(Given exercise): Copy the records below exactly, omitting any pictures they contain.

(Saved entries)
=-=-=-=-=

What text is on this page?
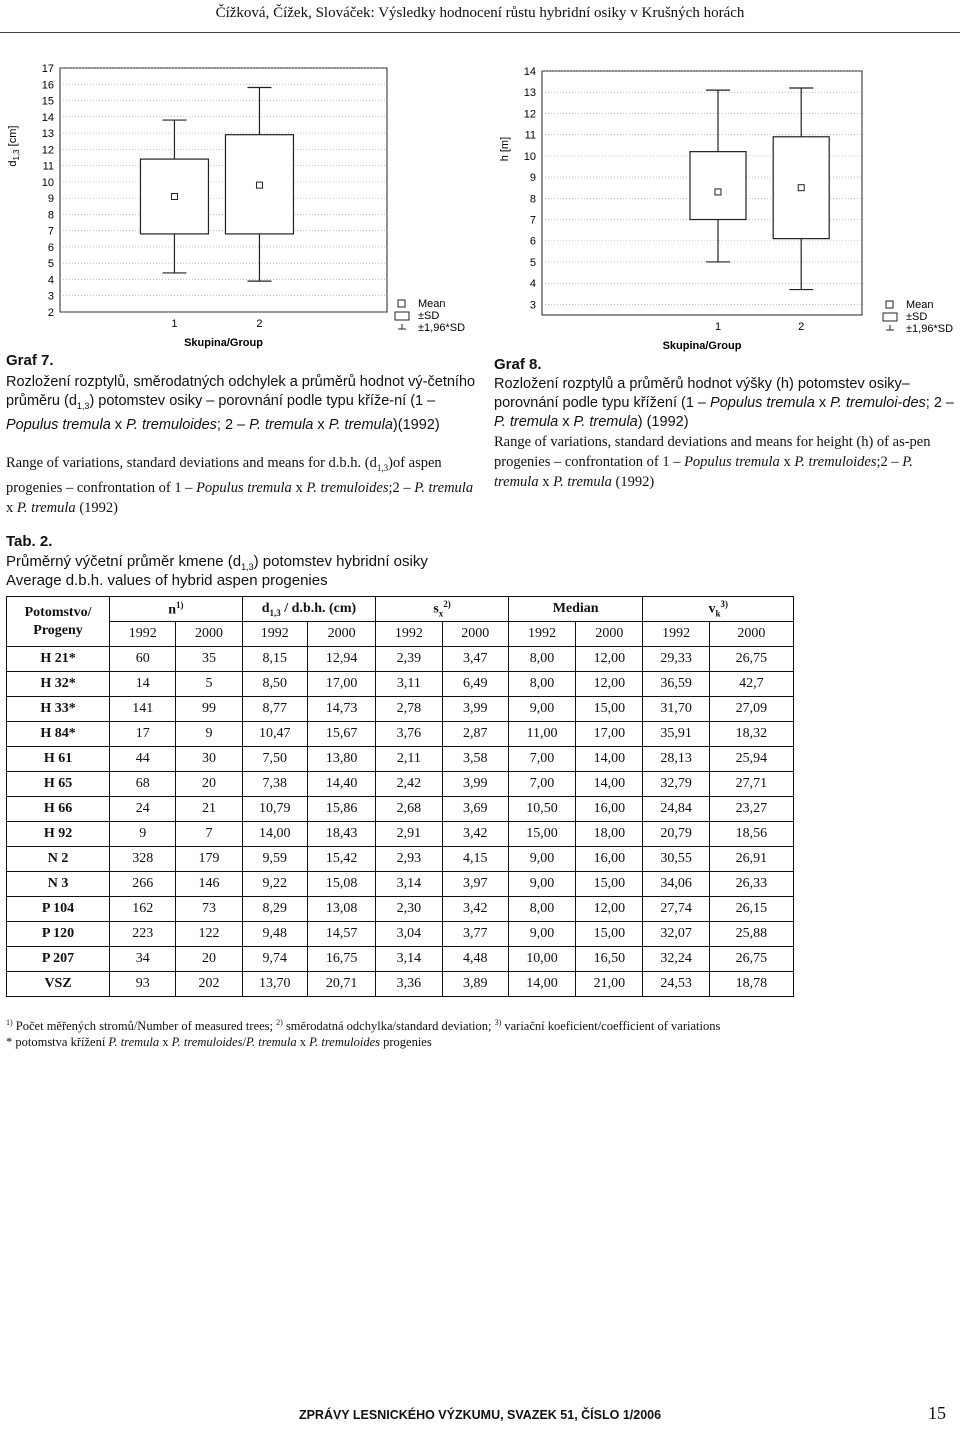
Čížková, Čížek, Slováček: Výsledky hodnocení růstu hybridní osiky v Krušných horách
2
3
4
5
6
7
8
9
10
11
12
13
14
15
16
17
$d_{1,3}$ [cm]
1	2
Skupina/Group
Mean
±SD
±1,96*SD
3
4
5
6
7
8
9
10
11
12
13
14
h [m]
1	2
Skupina/Group
Mean
±SD
±1,96*SD
Graf 7.
Rozložení rozptylů, směrodatných odchylek a průměrů hodnot vý-četního průměru $(d_{1,3})$ potomstev osiky – porovnání podle typu kříže-ní (1 – Populus tremula x P. tremuloides; 2 – P. tremula x P. tremula)(1992)
Range of variations, standard deviations and means for d.b.h. $(d_{1,3})of$ aspen progenies – confrontation of 1 – Populus tremula x P. tremuloides;2 – P. tremula x P. tremula (1992)
Graf 8.
Rozložení rozptylů a průměrů hodnot výšky (h) potomstev osiky– porovnání podle typu křížení (1 – Populus tremula x P. tremuloi-des; 2 – P. tremula x P. tremula) (1992)
Range of variations, standard deviations and means for height (h) of as-pen progenies – confrontation of 1 – Populus tremula x P. tremuloides;2 – P. tremula x P. tremula (1992)
Tab. 2.
Průměrný výčetní průměr kmene $(d_{1,3})$ potomstev hybridní osiky
Average d.b.h. values of hybrid aspen progenies
Potomstvo/ Progeny	$n^{1)}$		$d_{1,3} / d.b.h$. (cm)		$s_x^{2)}$		Median		$v_k^{3)}$
	1992	2000	1992	2000	1992	2000	1992	2000	1992	2000
H 21*	60	35	8,15	12,94	2,39	3,47	8,00	12,00	29,33	26,75
H 32*	14	5	8,50	17,00	3,11	6,49	8,00	12,00	36,59	42,7
H 33*	141	99	8,77	14,73	2,78	3,99	9,00	15,00	31,70	27,09
H 84*	17	9	10,47	15,67	3,76	2,87	11,00	17,00	35,91	18,32
H 61	44	30	7,50	13,80	2,11	3,58	7,00	14,00	28,13	25,94
H 65	68	20	7,38	14,40	2,42	3,99	7,00	14,00	32,79	27,71
H 66	24	21	10,79	15,86	2,68	3,69	10,50	16,00	24,84	23,27
H 92	9	7	14,00	18,43	2,91	3,42	15,00	18,00	20,79	18,56
N 2	328	179	9,59	15,42	2,93	4,15	9,00	16,00	30,55	26,91
N 3	266	146	9,22	15,08	3,14	3,97	9,00	15,00	34,06	26,33
P 104	162	73	8,29	13,08	2,30	3,42	8,00	12,00	27,74	26,15
P 120	223	122	9,48	14,57	3,04	3,77	9,00	15,00	32,07	25,88
P 207	34	20	9,74	16,75	3,14	4,48	10,00	16,50	32,24	26,75
VSZ	93	202	13,70	20,71	3,36	3,89	14,00	21,00	24,53	18,78
$^{1)}$ Počet měřených stromů/Number of measured trees; $^{2)}$ směrodatná odchylka/standard deviation; $^{3)}$ variační koeficient/coefficient of variations
* potomstva křížení P. tremula x P. tremuloides/P. tremula x P. tremuloides progenies
ZPRÁVY LESNICKÉHO VÝZKUMU, SVAZEK 51, ČÍSLO 1/2006	15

=-=-=-=-=

(Complete response):
What text is on this page?
Čížková, Čížek, Slováček: Výsledky hodnocení růstu hybridní osiky v Krušných horách
2
3
4
5
6
7
8
9
10
11
12
13
14
15
16
17
$d_{1,3}$ [cm]
1	2
Skupina/Group
Mean
±SD
±1,96*SD
3
4
5
6
7
8
9
10
11
12
13
14
h [m]
1	2
Skupina/Group
Mean
±SD
±1,96*SD
Graf 7.
Rozložení rozptylů, směrodatných odchylek a průměrů hodnot vý-četního průměru $(d_{1,3})$ potomstev osiky – porovnání podle typu kříže-ní (1 – Populus tremula x P. tremuloides; 2 – P. tremula x P. tremula)(1992)
Range of variations, standard deviations and means for d.b.h. $(d_{1,3})of$ aspen progenies – confrontation of 1 – Populus tremula x P. tremuloides;2 – P. tremula x P. tremula (1992)
Graf 8.
Rozložení rozptylů a průměrů hodnot výšky (h) potomstev osiky– porovnání podle typu křížení (1 – Populus tremula x P. tremuloi-des; 2 – P. tremula x P. tremula) (1992)
Range of variations, standard deviations and means for height (h) of as-pen progenies – confrontation of 1 – Populus tremula x P. tremuloides;2 – P. tremula x P. tremula (1992)
Tab. 2.
Průměrný výčetní průměr kmene $(d_{1,3})$ potomstev hybridní osiky
Average d.b.h. values of hybrid aspen progenies
Potomstvo/ Progeny	$n^{1)}$		$d_{1,3} / d.b.h$. (cm)		$s_x^{2)}$		Median		$v_k^{3)}$
	1992	2000	1992	2000	1992	2000	1992	2000	1992	2000
H 21*	60	35	8,15	12,94	2,39	3,47	8,00	12,00	29,33	26,75
H 32*	14	5	8,50	17,00	3,11	6,49	8,00	12,00	36,59	42,7
H 33*	141	99	8,77	14,73	2,78	3,99	9,00	15,00	31,70	27,09
H 84*	17	9	10,47	15,67	3,76	2,87	11,00	17,00	35,91	18,32
H 61	44	30	7,50	13,80	2,11	3,58	7,00	14,00	28,13	25,94
H 65	68	20	7,38	14,40	2,42	3,99	7,00	14,00	32,79	27,71
H 66	24	21	10,79	15,86	2,68	3,69	10,50	16,00	24,84	23,27
H 92	9	7	14,00	18,43	2,91	3,42	15,00	18,00	20,79	18,56
N 2	328	179	9,59	15,42	2,93	4,15	9,00	16,00	30,55	26,91
N 3	266	146	9,22	15,08	3,14	3,97	9,00	15,00	34,06	26,33
P 104	162	73	8,29	13,08	2,30	3,42	8,00	12,00	27,74	26,15
P 120	223	122	9,48	14,57	3,04	3,77	9,00	15,00	32,07	25,88
P 207	34	20	9,74	16,75	3,14	4,48	10,00	16,50	32,24	26,75
VSZ	93	202	13,70	20,71	3,36	3,89	14,00	21,00	24,53	18,78
$^{1)}$ Počet měřených stromů/Number of measured trees; $^{2)}$ směrodatná odchylka/standard deviation; $^{3)}$ variační koeficient/coefficient of variations
* potomstva křížení P. tremula x P. tremuloides/P. tremula x P. tremuloides progenies
ZPRÁVY LESNICKÉHO VÝZKUMU, SVAZEK 51, ČÍSLO 1/2006	15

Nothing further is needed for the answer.